## Data shown
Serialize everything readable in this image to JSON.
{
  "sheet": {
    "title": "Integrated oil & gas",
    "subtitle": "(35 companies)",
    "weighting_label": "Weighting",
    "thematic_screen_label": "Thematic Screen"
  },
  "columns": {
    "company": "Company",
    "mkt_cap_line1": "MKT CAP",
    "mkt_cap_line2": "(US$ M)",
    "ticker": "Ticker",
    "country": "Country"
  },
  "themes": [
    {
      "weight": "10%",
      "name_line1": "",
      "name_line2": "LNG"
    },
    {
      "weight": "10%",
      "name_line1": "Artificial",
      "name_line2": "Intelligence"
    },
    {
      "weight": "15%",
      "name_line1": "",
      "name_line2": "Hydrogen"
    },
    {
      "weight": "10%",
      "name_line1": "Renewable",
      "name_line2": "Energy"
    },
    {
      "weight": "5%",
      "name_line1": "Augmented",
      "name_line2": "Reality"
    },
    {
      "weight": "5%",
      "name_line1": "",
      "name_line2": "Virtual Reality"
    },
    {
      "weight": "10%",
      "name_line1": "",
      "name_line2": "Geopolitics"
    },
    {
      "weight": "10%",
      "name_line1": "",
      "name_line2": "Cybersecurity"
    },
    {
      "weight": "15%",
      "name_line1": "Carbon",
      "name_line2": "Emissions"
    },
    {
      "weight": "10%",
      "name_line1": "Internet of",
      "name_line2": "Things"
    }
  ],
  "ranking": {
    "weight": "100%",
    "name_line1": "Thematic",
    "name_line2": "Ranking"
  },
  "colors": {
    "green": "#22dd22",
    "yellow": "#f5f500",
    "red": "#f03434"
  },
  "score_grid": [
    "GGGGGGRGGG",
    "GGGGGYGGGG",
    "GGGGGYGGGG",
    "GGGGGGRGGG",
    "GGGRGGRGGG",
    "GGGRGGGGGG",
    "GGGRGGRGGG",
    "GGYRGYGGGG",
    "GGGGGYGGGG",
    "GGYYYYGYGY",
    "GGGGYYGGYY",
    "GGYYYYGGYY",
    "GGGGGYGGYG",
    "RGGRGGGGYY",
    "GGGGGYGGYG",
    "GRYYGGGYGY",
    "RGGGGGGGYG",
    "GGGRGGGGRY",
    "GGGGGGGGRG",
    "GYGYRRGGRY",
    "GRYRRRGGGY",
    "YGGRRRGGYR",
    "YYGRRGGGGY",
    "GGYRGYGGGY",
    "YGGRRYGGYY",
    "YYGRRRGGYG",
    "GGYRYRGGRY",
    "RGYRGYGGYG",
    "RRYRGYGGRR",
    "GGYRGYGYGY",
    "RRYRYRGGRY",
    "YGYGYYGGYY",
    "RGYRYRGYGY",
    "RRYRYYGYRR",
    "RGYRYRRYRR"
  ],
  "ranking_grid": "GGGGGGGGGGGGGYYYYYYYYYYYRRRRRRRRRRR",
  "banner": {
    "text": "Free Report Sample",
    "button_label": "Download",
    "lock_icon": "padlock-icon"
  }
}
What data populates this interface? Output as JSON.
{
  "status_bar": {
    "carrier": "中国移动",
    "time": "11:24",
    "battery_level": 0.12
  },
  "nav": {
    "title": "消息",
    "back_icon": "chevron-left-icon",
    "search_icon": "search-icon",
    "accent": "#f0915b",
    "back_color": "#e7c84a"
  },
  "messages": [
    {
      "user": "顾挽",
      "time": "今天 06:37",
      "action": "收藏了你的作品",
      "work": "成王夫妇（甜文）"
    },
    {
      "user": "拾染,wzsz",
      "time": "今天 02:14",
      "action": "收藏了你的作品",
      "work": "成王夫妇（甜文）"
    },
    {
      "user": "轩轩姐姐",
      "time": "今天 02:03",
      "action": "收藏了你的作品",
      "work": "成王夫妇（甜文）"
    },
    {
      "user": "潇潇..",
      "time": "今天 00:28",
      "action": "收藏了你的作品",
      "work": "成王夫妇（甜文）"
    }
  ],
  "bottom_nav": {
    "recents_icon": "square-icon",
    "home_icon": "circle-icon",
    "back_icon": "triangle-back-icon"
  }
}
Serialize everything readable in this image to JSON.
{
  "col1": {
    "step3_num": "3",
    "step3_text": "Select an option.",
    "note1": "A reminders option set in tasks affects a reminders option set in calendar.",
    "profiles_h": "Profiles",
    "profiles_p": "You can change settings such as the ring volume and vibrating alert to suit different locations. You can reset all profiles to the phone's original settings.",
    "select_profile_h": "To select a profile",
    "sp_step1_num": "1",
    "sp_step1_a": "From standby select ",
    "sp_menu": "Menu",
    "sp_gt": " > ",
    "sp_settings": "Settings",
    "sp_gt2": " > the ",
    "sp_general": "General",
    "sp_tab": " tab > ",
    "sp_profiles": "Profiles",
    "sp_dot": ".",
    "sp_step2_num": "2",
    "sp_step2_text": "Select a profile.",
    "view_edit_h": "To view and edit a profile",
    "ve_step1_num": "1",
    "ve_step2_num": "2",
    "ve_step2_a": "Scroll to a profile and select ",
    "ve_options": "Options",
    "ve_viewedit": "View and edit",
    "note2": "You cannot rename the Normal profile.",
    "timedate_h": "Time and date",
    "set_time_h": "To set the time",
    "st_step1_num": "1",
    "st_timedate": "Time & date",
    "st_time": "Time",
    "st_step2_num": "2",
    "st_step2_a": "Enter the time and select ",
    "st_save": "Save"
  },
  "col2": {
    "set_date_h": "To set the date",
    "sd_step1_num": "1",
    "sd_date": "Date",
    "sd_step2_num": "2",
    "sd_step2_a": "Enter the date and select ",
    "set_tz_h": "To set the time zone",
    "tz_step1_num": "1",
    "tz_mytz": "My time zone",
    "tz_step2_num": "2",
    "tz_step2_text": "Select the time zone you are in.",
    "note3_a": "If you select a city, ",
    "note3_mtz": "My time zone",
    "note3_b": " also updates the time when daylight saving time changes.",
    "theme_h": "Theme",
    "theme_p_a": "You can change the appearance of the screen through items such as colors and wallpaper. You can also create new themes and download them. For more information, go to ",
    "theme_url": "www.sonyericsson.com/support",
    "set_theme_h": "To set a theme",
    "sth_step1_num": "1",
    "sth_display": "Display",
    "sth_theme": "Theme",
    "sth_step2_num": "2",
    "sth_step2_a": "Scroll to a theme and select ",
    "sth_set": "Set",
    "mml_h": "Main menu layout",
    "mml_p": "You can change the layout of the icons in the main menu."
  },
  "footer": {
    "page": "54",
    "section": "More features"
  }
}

## What is needed
Show all lines from the data above in which the word "Thematic" appears.

## Exercise result
    "thematic_screen_label": "Thematic Screen"
    "name_line1": "Thematic",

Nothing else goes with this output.